## Material supplied
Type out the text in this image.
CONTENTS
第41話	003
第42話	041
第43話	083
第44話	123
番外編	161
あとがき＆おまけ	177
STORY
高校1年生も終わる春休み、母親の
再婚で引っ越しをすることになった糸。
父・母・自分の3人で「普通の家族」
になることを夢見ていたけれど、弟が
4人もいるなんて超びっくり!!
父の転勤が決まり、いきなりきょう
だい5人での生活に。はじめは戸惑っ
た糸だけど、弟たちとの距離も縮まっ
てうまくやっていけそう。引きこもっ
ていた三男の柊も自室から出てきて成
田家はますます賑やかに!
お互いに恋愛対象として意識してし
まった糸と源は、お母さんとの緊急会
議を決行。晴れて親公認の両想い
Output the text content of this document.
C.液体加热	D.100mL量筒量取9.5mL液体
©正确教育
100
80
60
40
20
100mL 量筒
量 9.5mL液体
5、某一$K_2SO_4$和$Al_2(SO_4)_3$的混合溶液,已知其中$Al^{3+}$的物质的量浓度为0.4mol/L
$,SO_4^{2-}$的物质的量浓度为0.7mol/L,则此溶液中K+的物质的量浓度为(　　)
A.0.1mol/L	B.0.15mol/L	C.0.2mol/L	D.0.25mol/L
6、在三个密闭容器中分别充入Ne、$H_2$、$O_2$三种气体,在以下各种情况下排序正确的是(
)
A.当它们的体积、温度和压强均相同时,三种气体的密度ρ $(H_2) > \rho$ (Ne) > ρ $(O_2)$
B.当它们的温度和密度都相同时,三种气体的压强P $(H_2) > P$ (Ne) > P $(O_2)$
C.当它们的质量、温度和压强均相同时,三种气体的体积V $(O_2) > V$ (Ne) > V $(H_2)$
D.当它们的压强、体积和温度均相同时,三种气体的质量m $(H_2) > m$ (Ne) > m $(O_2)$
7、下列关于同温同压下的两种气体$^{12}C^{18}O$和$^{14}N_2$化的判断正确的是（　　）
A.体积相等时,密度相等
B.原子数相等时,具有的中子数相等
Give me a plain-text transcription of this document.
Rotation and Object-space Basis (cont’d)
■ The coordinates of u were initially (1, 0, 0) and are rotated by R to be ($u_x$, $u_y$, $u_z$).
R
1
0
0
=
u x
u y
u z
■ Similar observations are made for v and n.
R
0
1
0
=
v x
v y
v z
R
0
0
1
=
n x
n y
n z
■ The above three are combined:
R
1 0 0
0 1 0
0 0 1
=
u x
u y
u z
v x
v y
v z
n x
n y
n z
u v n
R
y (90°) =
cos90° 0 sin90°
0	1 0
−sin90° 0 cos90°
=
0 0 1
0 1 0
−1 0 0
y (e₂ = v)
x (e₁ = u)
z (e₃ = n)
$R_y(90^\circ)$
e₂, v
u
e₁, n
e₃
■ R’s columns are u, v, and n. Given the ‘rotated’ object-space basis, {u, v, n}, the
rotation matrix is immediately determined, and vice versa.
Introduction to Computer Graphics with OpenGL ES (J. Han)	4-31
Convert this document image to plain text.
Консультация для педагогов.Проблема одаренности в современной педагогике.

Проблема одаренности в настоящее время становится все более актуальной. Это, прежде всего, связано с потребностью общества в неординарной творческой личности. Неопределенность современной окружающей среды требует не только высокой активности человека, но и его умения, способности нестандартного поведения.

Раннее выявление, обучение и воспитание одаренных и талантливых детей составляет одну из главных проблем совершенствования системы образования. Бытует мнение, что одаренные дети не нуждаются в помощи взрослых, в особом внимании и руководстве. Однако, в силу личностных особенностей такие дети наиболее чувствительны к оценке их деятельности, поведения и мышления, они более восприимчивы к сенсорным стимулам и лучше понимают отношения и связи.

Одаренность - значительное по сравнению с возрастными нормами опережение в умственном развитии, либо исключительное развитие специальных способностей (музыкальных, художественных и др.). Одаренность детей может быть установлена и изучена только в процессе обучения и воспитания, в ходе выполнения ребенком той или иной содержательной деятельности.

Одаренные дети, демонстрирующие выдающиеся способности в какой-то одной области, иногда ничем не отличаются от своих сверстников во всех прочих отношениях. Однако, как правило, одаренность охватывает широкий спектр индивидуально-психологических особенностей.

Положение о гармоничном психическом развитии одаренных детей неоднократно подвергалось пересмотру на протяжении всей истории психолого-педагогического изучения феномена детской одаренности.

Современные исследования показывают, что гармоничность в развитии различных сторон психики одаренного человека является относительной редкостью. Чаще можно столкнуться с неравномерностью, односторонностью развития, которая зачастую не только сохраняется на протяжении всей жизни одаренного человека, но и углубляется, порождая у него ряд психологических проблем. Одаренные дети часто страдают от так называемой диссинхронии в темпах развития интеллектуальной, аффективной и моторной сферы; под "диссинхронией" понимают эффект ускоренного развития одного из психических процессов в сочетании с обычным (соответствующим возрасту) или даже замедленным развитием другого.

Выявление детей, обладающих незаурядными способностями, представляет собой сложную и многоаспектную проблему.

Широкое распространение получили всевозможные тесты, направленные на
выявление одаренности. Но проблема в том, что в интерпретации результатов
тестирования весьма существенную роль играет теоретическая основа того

## Exercise requirements
Among the records above, how many lines carry the string "space"? Reply with the number alone.

## Expected answer
2